→ Provided text
All the included papers consisted of cross-sectional studies. This kind of study is important for identification and characterization of postural control strategies used by children (Thelen & Smith, 1998). This is especially important in children with CP, because a better knowledge of the strategies used for balance control should lead to more effective rehabilitation programs (Ju, Hwang, & Cherng, 2012).

The sample size ranged from 8 to 115 children in the studies (mean = 29.35; SD =21.5), and the mean number of the participants with CP in the studies was 12.1 (SD = 6.4). The large amount of studies with small sample sizes reflects the difficulties researchers face in recruiting a large and homogeneous sample from this population as there is a high variability of clinical features in CP. Analysis of standing postural control also requires a high level of motor control for the maintenance of standing posture for at least 20 s (Ferdjallah, Harris, Smith, & Wertsch, 2002), which cannot always be attained by severely impaired children. Thus, conducting studies assessing postural control in large samples of children with CP is a challenge that still needs to be met by researchers.

The age of the participants ranged from 9 months to 18 years-old. Some studies split the sample into age groups (Rose et al., 2002; Saavedra, Woollacott, & van Donkelaar, 2010). Splitting the sample according to age is a way to investigate the relationship between age and postural control in both children with CP and controls. However, longitudinal design has not been used to investigate developmental changes in postural control, which points to the need of future studies addressing this issue.

The survey revealed that the studies generally classified children regarding their level of motor function rather than cognitive function, which gives more emphasis to the postural control performance. We suggest that adding a cognitive classification to studies of postural control would contribute to understand the impact of cognitive impairments in postural control modulation.

With regard to the level of impairment, all studies, with the exception of Näslund et al. (2007), evaluated mildly to moderately impaired children. Participants with mild impairment were more likely to be chosen by studies on standing postural control. This is clearly related to the fact that children must be able to perform certain tasks independently so that these studies can be carried out. This classification was based either on GMFCS levels (Burtner, Woollacott, Craft, & Roncesvalles, 2007; Chen & Woollacott, 2007; Corrêa et al., 2007; Girolami, Shiratory, & Aruin, 2011; Ju et al., 2012; Liu, Zaino, & McCoy, 2007; Reilly, Woollacott, & Donkelaar, 2008; Rha, Kim, & Park, 2010; Saavedra et al., 2010; Zaino & McCoy, 2008) or other criteria, such as topography of the lesion (Barela et al., 2011; Bigongiari et al., 2011; Burtner, Qualls, & Woollacott, 1998; Cherng, Su, Chen, & Kuan, 1999; Liao, Jeng, Lai, Cheng, & Hu, 1997; Rose et al., 2002).

→ Given information

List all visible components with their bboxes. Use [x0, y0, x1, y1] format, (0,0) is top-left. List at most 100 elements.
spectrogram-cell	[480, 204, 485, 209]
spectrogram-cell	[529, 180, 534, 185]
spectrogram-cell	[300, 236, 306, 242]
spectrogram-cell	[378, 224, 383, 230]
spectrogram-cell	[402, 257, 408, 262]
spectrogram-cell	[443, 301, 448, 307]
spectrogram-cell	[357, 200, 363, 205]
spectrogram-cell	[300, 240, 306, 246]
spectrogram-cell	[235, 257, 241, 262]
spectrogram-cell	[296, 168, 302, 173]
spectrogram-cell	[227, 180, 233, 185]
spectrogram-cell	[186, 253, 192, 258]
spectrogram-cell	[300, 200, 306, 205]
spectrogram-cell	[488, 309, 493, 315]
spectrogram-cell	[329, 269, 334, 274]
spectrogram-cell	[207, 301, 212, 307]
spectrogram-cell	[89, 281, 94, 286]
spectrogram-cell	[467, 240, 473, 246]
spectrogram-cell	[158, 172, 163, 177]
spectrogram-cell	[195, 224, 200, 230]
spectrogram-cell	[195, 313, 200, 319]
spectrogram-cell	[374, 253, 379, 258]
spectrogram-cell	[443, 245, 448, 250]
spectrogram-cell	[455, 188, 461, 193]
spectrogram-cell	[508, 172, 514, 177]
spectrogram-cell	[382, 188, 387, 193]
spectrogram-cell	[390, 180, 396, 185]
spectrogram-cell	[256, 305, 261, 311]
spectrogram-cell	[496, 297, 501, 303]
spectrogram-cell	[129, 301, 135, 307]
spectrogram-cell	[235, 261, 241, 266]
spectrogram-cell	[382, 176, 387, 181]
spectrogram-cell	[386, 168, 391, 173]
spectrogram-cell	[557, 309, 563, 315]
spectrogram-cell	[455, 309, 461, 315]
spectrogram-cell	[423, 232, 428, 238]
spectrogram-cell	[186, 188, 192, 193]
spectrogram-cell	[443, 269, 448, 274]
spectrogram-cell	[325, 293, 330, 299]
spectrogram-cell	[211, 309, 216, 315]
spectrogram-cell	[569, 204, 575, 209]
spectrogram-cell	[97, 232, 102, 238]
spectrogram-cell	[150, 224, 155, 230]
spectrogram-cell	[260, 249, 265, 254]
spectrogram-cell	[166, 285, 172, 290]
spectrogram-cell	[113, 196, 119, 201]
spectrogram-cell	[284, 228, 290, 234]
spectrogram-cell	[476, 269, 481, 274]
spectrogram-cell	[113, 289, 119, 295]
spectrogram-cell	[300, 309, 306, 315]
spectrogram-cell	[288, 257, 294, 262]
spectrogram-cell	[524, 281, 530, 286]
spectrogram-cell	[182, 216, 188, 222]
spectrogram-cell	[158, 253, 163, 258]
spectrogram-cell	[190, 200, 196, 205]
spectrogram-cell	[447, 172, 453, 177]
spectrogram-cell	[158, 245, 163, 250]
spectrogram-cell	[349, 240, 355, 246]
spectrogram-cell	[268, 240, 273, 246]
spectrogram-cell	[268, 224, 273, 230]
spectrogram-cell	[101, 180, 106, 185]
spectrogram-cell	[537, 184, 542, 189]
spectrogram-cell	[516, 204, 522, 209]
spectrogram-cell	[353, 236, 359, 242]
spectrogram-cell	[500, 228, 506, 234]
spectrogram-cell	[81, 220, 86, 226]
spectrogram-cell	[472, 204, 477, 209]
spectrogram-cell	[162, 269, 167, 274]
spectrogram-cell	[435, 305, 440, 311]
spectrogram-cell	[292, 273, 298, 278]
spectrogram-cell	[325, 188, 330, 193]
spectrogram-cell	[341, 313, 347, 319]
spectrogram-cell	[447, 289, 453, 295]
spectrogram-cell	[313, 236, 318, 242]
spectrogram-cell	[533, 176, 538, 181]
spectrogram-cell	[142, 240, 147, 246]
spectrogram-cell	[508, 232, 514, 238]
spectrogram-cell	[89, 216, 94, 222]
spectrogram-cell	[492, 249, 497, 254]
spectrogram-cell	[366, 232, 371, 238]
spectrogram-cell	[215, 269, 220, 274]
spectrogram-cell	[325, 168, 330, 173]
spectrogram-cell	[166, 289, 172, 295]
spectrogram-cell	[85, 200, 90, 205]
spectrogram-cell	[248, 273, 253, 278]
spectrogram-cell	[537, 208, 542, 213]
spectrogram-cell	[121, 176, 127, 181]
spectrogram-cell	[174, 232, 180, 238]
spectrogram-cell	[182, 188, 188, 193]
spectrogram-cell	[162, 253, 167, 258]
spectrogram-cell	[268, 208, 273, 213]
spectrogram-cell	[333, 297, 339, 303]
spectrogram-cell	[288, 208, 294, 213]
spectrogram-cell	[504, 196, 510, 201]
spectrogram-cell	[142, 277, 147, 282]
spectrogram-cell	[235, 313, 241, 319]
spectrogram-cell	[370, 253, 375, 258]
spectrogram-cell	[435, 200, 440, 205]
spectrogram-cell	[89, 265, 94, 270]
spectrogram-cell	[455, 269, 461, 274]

→ Exercises to complete
1: Answer from the text on postural control in children with CP.
(a) What range of sample sizes did the studies have?
(b) For at least how long must standing posture be maintained for standing postural control to be analyzed?
(c) Which study is named as the exception among those that evaluated mildly to moderately impaired children?
2: Carry on the text on postural control in children with CP from the point where it stops.
The items have no role in what follows.

→ Answers in order
1:
(a) From 8 to 115 children.
(b) At least 20 s.
(c) Näslund et al. (2007).

2:
The GMFCS was used in several papers studying postural control in children with CP. The GMFCS is important to classify current performance in gross motor function (Palisano et al., 1997). Its wide use confirms the relevance of this system to research and provides insights onto the relation between postural control and functionality by means of a prediction of functioning in daily life (Ostensjo, Carlber, & Vollestad, 2003). The data related to research participants are shown in Table 1.

3.2. Analysis of postures and activities

In the present review, the majority of studies assessed postural control in static standing posture (Barela et al., 2011; Burtner et al., 1998; Burtner, Woollacott, & Qualls, 1999; Burtner et al., 2007; Chen & Woollacott, 2007; Cherng et al., 1999; Corrêa et al., 2007; Donker, Ladebt, Roerdink, Savelsbergh, & Beek, 2008; Ferdjallah et al., 2002; Reilly et al., 2008; Rha et al., 2010; Rose et al., 2002), whereas only four studies investigated static sitting position (Cherng, Lin, Ju, & Ho, 2009; Saavedra et al., 2010). Moreover, few studies had assessed postural control during daily functional activities in children with CP (Bigongiari et al., 2011; Cherng et al., 2009; Girolami et al., 2011; Hsue, Miller, & Su, 2009; Ju et al., 2012; Liao et al., 1997; Liu et al., 2007; Näslund et al., 2007; Zaino & McCoy, 2008).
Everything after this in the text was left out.